Your objective: Among the lines below, count those with "title". Give the total alone.

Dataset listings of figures
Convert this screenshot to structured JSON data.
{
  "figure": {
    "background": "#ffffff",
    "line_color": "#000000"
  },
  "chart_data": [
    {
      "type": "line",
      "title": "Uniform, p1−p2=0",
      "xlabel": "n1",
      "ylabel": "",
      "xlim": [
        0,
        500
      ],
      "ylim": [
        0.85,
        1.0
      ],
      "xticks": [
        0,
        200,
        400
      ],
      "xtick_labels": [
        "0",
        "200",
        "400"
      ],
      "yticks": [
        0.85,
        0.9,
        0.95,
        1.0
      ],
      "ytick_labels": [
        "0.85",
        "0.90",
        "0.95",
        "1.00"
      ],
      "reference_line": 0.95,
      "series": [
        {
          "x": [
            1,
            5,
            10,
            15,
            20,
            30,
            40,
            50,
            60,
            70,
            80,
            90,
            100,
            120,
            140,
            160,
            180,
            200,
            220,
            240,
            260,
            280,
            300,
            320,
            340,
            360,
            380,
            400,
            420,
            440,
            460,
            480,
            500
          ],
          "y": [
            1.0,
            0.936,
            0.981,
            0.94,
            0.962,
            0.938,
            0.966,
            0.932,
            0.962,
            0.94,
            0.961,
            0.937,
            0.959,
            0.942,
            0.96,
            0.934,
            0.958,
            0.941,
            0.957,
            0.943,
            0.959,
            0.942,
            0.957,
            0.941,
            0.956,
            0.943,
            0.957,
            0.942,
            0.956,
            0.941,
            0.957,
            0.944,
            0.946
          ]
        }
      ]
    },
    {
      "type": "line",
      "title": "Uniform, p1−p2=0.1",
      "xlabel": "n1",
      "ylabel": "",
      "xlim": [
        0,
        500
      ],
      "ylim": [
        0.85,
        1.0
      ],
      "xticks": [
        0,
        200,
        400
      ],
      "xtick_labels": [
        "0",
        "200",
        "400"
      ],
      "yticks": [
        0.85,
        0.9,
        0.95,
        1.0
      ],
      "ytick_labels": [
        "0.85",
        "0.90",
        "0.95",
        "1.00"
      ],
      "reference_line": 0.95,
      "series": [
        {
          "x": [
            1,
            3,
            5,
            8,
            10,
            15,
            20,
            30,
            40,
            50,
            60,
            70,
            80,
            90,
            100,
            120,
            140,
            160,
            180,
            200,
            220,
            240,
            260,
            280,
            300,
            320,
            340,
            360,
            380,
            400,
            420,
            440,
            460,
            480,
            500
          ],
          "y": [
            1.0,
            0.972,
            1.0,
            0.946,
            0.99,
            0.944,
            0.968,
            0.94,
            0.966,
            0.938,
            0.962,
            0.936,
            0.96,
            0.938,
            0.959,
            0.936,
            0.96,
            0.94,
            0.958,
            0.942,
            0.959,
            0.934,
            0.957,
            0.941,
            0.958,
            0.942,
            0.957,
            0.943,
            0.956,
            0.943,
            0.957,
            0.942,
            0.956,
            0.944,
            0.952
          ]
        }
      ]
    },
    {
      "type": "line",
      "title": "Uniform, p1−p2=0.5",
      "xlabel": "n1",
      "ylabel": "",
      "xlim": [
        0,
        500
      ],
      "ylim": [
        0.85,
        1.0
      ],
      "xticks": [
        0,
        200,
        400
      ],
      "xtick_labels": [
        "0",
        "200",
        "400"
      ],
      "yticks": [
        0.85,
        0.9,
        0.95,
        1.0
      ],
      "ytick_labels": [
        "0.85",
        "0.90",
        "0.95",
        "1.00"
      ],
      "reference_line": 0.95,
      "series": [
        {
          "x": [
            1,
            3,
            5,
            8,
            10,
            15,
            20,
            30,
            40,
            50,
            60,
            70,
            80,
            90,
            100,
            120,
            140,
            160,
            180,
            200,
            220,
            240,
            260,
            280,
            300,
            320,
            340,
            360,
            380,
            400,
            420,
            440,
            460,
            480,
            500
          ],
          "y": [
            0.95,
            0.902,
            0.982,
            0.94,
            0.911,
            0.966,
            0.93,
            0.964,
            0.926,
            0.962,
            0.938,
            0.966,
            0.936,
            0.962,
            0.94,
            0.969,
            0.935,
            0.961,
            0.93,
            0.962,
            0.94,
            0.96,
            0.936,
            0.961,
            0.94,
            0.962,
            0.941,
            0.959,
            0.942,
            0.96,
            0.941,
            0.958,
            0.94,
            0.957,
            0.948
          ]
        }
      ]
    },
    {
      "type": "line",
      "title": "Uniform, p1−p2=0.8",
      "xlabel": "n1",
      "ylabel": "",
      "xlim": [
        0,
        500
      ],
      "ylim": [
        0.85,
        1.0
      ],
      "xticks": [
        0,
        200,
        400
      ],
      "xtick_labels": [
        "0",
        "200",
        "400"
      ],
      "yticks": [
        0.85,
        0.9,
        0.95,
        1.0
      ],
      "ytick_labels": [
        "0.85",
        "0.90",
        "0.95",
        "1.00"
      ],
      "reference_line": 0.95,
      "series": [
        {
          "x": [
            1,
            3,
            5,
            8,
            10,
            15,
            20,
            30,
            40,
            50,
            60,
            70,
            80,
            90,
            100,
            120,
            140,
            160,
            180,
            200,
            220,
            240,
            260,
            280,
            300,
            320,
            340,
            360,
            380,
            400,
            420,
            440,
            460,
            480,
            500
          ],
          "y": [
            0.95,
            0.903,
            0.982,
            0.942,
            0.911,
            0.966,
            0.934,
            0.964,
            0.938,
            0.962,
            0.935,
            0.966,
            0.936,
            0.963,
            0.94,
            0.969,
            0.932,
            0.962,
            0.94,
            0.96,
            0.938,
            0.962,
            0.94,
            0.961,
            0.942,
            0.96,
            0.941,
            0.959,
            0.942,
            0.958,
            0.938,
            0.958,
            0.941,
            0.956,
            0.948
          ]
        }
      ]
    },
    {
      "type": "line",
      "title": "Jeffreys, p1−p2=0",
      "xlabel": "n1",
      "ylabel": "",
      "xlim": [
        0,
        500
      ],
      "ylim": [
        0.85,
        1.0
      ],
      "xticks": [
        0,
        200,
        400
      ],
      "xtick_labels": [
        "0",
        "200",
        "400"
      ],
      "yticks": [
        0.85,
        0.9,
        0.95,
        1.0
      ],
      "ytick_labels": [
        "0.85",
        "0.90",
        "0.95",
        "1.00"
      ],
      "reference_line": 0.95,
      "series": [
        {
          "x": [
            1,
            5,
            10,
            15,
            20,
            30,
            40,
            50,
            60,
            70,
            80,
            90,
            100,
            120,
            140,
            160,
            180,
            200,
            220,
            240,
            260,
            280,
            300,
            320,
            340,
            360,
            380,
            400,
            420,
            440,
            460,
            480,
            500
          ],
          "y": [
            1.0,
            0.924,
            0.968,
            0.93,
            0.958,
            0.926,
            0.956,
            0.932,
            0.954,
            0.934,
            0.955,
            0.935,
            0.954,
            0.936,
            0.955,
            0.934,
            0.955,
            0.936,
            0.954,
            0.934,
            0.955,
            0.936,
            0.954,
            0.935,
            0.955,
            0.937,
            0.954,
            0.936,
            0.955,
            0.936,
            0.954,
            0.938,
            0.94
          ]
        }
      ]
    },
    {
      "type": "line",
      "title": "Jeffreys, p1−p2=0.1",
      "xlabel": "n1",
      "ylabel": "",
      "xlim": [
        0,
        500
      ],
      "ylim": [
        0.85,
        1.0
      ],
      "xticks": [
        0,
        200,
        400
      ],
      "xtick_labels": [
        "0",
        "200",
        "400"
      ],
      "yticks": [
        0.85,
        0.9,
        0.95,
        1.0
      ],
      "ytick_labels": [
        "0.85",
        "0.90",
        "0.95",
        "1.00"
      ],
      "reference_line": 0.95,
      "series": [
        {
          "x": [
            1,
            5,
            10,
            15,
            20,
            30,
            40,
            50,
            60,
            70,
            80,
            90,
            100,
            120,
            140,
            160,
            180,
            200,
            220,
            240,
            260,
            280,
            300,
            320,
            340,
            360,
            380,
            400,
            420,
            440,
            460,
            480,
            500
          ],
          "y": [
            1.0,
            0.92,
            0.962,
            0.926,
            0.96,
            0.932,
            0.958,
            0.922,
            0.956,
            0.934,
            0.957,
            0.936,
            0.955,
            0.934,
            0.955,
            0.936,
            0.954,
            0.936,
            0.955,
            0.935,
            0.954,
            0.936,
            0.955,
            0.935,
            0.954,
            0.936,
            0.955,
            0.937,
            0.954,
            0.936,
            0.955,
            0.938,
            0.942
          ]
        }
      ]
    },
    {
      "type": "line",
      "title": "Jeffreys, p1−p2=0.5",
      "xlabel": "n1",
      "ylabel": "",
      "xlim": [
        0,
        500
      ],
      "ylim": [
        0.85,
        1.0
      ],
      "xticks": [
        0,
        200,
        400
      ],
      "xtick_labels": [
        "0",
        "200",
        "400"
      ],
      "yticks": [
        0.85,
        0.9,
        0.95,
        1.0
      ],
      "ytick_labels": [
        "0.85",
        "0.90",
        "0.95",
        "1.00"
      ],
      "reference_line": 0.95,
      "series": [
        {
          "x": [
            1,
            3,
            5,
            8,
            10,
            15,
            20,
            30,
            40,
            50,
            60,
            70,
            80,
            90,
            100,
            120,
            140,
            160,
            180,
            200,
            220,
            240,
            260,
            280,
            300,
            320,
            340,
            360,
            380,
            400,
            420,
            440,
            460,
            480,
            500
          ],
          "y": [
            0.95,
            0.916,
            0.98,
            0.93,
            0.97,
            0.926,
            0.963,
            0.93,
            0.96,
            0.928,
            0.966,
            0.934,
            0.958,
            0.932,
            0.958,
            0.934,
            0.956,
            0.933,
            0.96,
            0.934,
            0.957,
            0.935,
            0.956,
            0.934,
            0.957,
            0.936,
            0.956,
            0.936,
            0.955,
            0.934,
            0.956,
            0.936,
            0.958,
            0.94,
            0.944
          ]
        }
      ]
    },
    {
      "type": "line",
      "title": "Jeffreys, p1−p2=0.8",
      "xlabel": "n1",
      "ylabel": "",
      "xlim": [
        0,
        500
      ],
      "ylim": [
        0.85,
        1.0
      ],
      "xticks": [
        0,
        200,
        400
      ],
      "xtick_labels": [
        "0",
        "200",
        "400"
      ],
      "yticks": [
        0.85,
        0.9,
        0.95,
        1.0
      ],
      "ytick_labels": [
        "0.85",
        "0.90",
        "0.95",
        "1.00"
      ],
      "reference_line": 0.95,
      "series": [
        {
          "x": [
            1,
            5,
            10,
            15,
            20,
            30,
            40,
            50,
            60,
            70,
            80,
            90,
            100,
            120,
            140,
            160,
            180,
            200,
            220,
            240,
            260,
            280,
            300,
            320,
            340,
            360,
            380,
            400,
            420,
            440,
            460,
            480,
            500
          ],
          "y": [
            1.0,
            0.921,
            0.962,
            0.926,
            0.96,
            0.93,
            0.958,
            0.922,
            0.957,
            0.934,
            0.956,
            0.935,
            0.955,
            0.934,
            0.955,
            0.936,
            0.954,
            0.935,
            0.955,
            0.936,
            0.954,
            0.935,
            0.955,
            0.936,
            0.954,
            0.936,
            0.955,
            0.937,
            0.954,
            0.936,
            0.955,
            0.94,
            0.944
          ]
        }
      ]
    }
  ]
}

Task answer: 8